*EXERCISE TASK 1*:
From the entries, pull out every line that has the string "column" in it.

*EXTRACT*:
————————

In any case the techniques are now well described in submarine technical literature. A photograph of USS CUBERA's forward 5-inch/25 calibre gun in 1946, prior to conversion (Fig 2), clearly shows the "clutter" that was cleared away to reduce drag. Alden discusses the development of the sail and these can be seen in diagrams in his APPENDIX A As can the other obvious changes. There are many photographs on the web.

The US Navy made the "mistake" later repeated in the first Royal Navy converted 'T' class, of having the conning position in a "cab" lower down in front of the fin. As was the case with the later converted 'T' class, the conning position was later raised to the top of the sail or in British parlance, the fin.

When evaluating the "educated " guessing of speeds, the reader should be aware that during the TACITURN speed trials, opening the bow shutters at 11 knots at 90 feet reduced the speed by 0.6 of a knots. About the same for fore planes turned out. A graph shows the raising of the snort induction and exhaust had little effect below 7 knots and at 8.5 knots the loss of speed was 0.4 knots, however this latter result should be considered along with general loss of speed at periscope depth.

Of course it has to be assumed all speed trials are done with clean hulls as was the case with TACITURN!

NOISE REDUCTION

Although streamlining in itself provides a significant reduction in noise there were always continuing efforts to reduce noise. A retired US Navy officer advises that quite some time after the original conversion, his GII GUPPY submarine had an engine removed and a large Prairie-Masker compressor and air distribution system fitted.

This system produced an envelope of bubbles that surrounded the engine rooms and also created a masking effect for the screws. It was quite effective in attenuating diesel sounds and screw turn count. This latter equipment was not universally fitted in GUPPY conversions and appears to have been simply part of later ongoing experiments and equipment trials. Prairie Masker was used more extensively on US Navy surface ships.

On commissioning in 1948, the experimental Royal Navy submarine SCOTSMAN spent a great deal of her early life (from 1948) testing a screw noise reducing system. Albert Birchnall, former Stoker Mechanic directly involved in this project, reports that there was literally a nest of tubes around the screws with air jets fed by the on-board storage bottles and to be later replenished by submarine's compressor. Research revealed that the code name for this project was NIGHTSHIRT and though the system does not seem to have been applied to other Royal Navy submarines, it was more widely applied to Royal Navy destroyers and frigates. APPENDIX I

REVIEW

The GUPPY conversion was basically the doubling of the battery voltage applied to the motors thus substantially increasing the shaft power to the propellers and the maximum speed to something in the order of 15 to 16 knots submerged. This was achieved by placing the two main battery groups - one forward - one aft, in SERIES. (Fig 4)

————————

*EXERCISE TASK 2*:
Answer these questions using the submarine conversion text above.
(a) During the TACITURN speed trials, how much speed was lost by opening the bow shutters at 11 knots at 90 feet?
(b) What was the code name for the screw noise project tested on SCOTSMAN?
(c) What maximum submerged speed did the GUPPY conversion reach?

————————

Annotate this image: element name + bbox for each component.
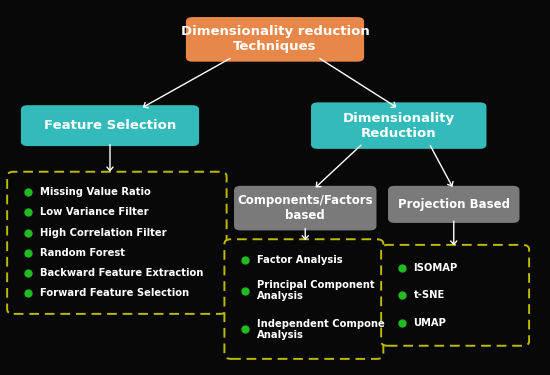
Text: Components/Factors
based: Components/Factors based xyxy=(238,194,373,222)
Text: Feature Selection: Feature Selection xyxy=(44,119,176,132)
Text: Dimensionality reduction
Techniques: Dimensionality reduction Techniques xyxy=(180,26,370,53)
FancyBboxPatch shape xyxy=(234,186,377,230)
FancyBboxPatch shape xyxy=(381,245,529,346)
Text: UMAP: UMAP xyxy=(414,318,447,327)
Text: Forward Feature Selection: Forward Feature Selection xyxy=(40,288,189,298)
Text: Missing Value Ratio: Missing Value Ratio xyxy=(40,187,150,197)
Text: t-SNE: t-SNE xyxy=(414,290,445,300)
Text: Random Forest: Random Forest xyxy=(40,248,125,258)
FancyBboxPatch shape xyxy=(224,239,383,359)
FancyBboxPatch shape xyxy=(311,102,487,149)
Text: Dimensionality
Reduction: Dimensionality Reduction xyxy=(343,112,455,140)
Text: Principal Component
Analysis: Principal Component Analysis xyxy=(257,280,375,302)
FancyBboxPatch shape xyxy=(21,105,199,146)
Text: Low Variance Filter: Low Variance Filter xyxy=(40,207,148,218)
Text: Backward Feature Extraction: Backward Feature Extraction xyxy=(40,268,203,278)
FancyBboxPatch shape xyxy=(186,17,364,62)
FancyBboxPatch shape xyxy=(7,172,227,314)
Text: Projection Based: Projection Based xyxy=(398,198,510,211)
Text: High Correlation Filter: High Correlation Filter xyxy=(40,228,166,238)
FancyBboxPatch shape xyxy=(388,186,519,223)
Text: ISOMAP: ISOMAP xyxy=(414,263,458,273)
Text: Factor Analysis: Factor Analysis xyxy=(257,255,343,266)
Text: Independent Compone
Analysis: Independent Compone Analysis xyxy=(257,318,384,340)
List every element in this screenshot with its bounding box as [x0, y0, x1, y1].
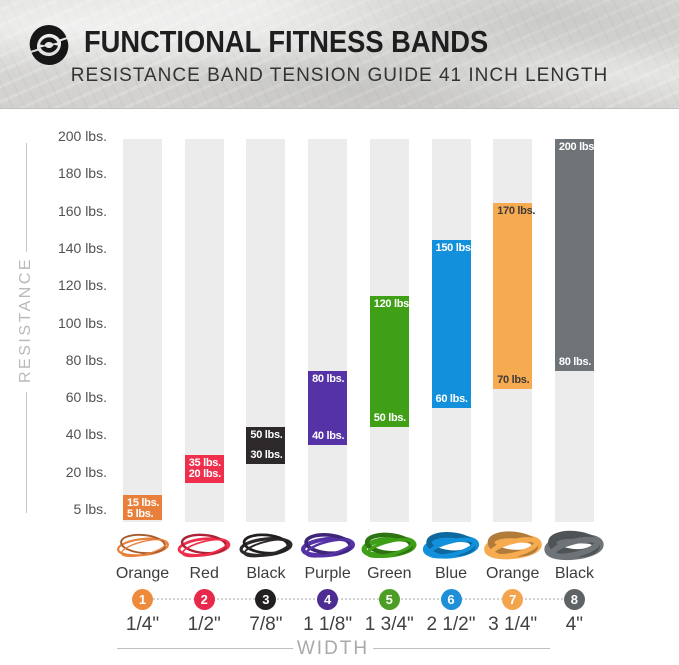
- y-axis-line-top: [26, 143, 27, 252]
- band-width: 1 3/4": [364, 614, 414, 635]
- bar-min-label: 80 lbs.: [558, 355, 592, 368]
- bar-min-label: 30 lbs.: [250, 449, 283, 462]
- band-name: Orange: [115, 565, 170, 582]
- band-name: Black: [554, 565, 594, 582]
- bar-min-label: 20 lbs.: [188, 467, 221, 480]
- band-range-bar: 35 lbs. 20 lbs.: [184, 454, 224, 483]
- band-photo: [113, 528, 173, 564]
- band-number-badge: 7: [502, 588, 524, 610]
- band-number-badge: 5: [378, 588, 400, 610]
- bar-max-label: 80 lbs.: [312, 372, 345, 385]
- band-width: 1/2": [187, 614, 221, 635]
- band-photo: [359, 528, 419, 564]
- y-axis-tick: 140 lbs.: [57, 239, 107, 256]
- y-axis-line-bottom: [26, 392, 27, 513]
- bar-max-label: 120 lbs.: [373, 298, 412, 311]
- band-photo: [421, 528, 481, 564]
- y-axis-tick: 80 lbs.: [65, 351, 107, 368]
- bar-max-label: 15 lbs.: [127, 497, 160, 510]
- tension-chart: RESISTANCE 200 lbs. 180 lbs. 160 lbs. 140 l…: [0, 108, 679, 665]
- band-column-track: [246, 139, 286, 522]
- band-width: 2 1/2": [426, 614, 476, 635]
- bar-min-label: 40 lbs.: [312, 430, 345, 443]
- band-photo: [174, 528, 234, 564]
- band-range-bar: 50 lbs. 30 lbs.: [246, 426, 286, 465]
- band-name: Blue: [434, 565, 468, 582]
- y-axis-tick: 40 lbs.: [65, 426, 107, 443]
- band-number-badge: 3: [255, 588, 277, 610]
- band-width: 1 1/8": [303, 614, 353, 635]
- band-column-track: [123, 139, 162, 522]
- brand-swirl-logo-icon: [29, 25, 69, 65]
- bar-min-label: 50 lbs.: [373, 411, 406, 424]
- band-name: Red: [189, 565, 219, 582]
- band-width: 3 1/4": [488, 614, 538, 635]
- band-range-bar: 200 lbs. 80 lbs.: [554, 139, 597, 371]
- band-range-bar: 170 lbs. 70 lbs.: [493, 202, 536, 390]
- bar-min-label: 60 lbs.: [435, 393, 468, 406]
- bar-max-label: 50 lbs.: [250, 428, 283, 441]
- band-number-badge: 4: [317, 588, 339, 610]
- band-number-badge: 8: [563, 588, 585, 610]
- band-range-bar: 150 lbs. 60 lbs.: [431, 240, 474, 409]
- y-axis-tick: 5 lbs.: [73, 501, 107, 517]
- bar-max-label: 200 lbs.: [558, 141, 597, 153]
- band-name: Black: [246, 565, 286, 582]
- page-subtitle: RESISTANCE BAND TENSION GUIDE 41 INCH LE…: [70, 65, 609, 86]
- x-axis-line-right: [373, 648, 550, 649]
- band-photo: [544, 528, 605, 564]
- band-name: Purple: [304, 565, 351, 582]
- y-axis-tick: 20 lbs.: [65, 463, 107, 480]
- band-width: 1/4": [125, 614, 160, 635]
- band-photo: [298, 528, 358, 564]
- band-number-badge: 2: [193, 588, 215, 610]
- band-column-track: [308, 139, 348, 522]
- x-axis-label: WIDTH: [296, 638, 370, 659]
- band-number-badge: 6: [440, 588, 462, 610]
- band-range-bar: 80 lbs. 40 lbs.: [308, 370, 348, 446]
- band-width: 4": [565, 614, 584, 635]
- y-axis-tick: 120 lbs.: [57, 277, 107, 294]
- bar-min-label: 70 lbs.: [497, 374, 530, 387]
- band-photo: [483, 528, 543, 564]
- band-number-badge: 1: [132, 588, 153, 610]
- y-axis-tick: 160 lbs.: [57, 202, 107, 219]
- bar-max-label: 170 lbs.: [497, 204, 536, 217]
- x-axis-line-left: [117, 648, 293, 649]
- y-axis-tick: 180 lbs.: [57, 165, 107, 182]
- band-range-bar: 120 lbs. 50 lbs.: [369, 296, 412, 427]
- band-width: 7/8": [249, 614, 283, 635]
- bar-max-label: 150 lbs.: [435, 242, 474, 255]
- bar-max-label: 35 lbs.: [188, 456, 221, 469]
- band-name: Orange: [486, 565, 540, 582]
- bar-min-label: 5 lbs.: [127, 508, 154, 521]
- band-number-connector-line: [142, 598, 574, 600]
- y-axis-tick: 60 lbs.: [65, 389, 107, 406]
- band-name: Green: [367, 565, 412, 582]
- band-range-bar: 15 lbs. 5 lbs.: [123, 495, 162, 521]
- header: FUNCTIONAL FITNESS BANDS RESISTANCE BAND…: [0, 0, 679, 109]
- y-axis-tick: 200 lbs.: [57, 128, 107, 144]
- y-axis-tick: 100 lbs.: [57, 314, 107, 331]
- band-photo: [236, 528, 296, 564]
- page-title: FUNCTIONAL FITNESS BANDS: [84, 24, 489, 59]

————————

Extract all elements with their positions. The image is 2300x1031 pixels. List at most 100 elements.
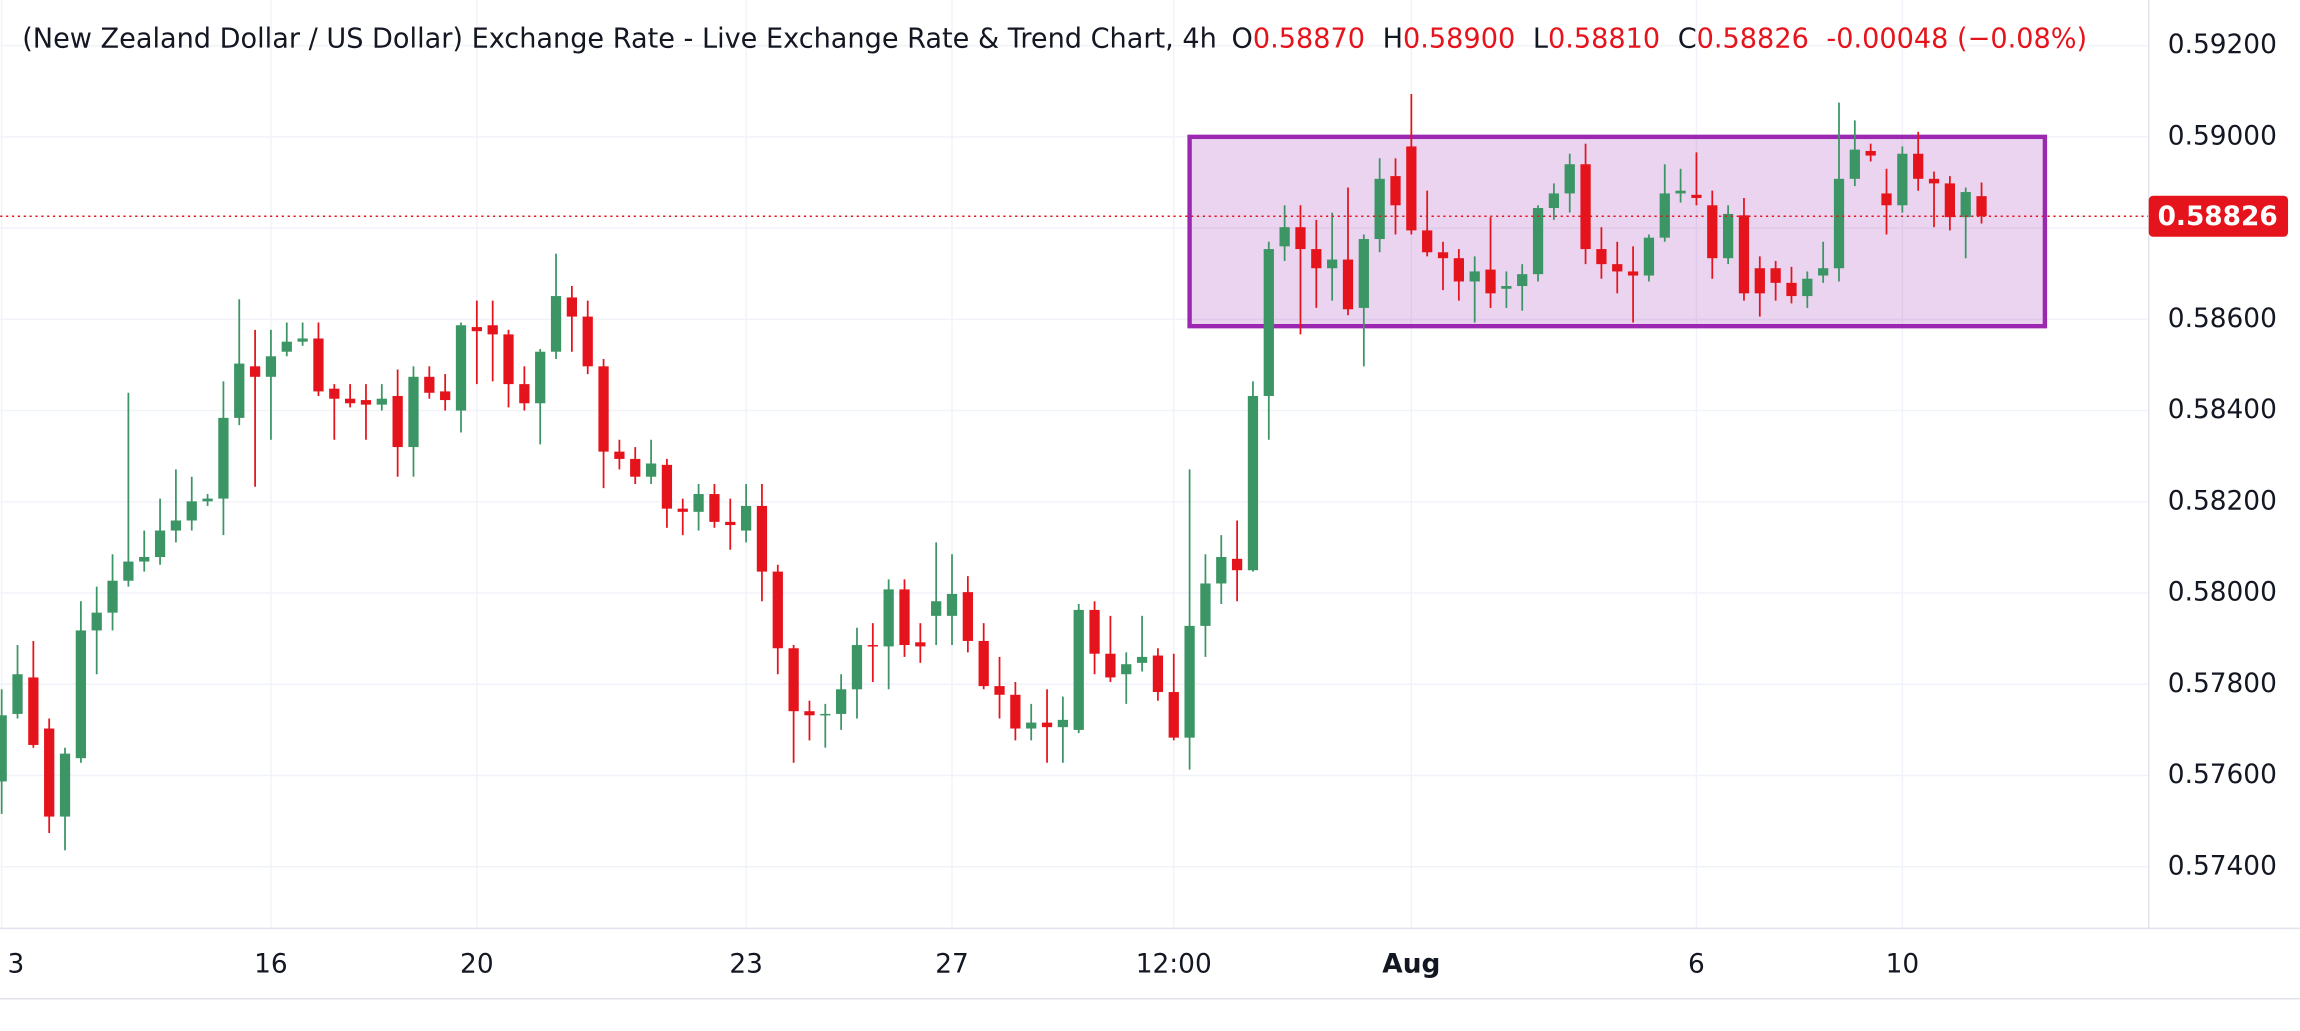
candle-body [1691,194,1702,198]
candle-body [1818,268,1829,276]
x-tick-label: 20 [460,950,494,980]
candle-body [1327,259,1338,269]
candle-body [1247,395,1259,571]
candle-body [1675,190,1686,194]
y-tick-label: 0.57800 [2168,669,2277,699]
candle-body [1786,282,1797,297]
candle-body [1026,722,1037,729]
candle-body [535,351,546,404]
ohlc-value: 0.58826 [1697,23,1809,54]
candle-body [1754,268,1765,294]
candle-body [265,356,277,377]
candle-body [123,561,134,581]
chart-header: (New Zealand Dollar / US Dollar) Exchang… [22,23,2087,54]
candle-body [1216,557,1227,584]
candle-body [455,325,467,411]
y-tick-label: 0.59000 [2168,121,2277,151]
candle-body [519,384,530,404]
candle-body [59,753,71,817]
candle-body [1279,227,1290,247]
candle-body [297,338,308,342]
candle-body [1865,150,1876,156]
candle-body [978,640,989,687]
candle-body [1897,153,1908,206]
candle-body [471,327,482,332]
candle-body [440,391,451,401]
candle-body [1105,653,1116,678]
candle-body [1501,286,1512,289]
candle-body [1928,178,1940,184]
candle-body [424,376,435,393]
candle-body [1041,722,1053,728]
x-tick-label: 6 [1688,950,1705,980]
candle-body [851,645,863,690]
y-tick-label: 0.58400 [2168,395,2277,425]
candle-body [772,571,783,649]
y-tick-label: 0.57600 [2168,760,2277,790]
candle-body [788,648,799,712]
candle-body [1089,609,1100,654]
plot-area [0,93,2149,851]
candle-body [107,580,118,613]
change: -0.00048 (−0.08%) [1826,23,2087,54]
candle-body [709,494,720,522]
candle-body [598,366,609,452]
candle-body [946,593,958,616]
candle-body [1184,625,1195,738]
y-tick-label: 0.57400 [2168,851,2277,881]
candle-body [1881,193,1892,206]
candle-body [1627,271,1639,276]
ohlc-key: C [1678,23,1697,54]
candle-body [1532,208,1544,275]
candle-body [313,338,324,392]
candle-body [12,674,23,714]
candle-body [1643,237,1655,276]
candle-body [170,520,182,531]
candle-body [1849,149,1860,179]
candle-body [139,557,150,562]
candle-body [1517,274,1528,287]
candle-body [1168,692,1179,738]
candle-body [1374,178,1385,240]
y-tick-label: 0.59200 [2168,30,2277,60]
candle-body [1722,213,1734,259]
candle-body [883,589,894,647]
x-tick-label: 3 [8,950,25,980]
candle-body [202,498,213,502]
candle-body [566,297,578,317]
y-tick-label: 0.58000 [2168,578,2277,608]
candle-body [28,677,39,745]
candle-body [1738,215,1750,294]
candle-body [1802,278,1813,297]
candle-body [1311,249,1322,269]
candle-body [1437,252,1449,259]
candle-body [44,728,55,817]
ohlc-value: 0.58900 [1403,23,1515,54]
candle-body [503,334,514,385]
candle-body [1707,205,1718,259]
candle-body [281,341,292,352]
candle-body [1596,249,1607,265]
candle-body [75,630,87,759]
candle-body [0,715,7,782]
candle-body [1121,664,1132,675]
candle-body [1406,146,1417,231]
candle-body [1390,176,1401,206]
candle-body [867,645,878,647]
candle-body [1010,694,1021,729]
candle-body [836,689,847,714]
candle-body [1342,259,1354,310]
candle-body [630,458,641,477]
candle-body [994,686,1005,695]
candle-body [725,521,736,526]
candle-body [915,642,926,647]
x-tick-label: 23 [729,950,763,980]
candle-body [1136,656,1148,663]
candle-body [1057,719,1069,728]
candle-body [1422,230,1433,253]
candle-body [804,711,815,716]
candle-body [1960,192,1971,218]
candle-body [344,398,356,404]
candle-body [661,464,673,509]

————————

*SOLUTION 1*:
- band-column-track: [246, 139, 286, 522]
- band-column-track: [123, 139, 162, 522]
- band-column-track: [308, 139, 348, 522]

*SOLUTION 2*:
(a) 0.6 of a knot.
(b) NIGHTSHIRT.
(c) About 15 to 16 knots.